-- start of RECORDS SUPPLIED --

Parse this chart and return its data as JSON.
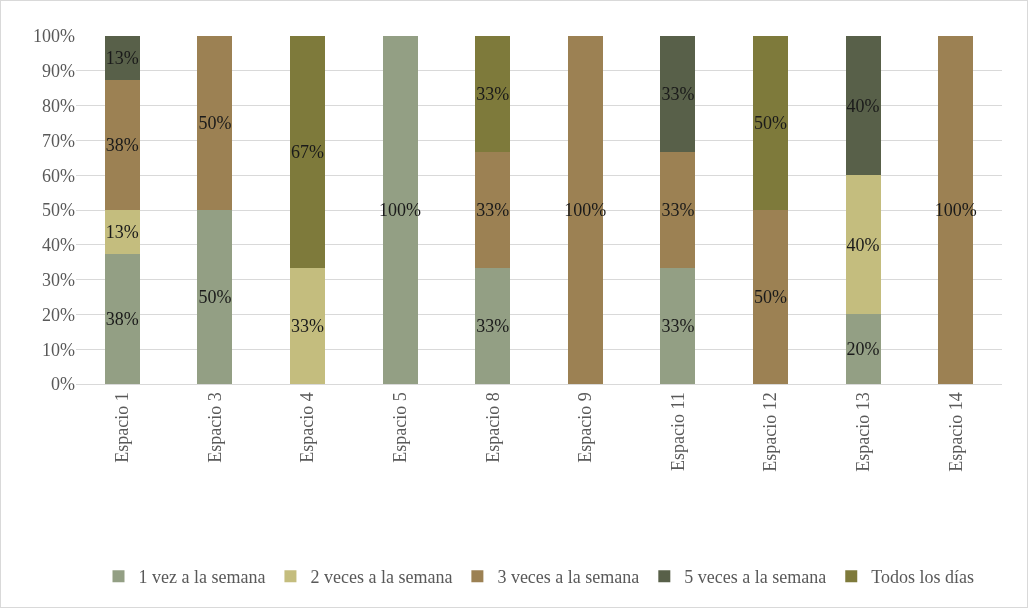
{
  "chart_data": {
    "type": "bar",
    "stacked": true,
    "categories": [
      "Espacio 1",
      "Espacio 3",
      "Espacio 4",
      "Espacio 5",
      "Espacio 8",
      "Espacio 9",
      "Espacio 11",
      "Espacio 12",
      "Espacio 13",
      "Espacio 14"
    ],
    "series": [
      {
        "name": "1 vez a la semana",
        "color": "#939f84",
        "values": [
          37.5,
          50,
          null,
          100,
          33.3,
          null,
          33.3,
          null,
          20,
          null
        ],
        "value_labels": [
          "38%",
          "50%",
          null,
          "100%",
          "33%",
          null,
          "33%",
          null,
          "20%",
          null
        ]
      },
      {
        "name": "2 veces a la semana",
        "color": "#c4bd7e",
        "values": [
          12.5,
          null,
          33.3,
          null,
          null,
          null,
          null,
          null,
          40,
          null
        ],
        "value_labels": [
          "13%",
          null,
          "33%",
          null,
          null,
          null,
          null,
          null,
          "40%",
          null
        ]
      },
      {
        "name": "3 veces a la semana",
        "color": "#9c8153",
        "values": [
          37.5,
          50,
          null,
          null,
          33.3,
          100,
          33.3,
          50,
          null,
          100
        ],
        "value_labels": [
          "38%",
          "50%",
          null,
          null,
          "33%",
          "100%",
          "33%",
          "50%",
          null,
          "100%"
        ]
      },
      {
        "name": "5 veces a la semana",
        "color": "#586049",
        "values": [
          12.5,
          null,
          null,
          null,
          null,
          null,
          33.4,
          null,
          40,
          null
        ],
        "value_labels": [
          "13%",
          null,
          null,
          null,
          null,
          null,
          "33%",
          null,
          "40%",
          null
        ]
      },
      {
        "name": "Todos los días",
        "color": "#7e7a3b",
        "values": [
          null,
          null,
          66.7,
          null,
          33.4,
          null,
          null,
          50,
          null,
          null
        ],
        "value_labels": [
          null,
          null,
          "67%",
          null,
          "33%",
          null,
          null,
          "50%",
          null,
          null
        ]
      }
    ],
    "ylim": [
      0,
      100
    ],
    "yticks": [
      {
        "value": 0,
        "label": "0%"
      },
      {
        "value": 10,
        "label": "10%"
      },
      {
        "value": 20,
        "label": "20%"
      },
      {
        "value": 30,
        "label": "30%"
      },
      {
        "value": 40,
        "label": "40%"
      },
      {
        "value": 50,
        "label": "50%"
      },
      {
        "value": 60,
        "label": "60%"
      },
      {
        "value": 70,
        "label": "70%"
      },
      {
        "value": 80,
        "label": "80%"
      },
      {
        "value": 90,
        "label": "90%"
      },
      {
        "value": 100,
        "label": "100%"
      }
    ],
    "grid": "y",
    "legend": "bottom"
  }
}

-- end of RECORDS SUPPLIED --

_DIRECTION:_ Copy down every line of the entries containing the word "color".

_PROBLEM SOLUTION:_
        "color": "#939f84",
        "color": "#c4bd7e",
        "color": "#9c8153",
        "color": "#586049",
        "color": "#7e7a3b",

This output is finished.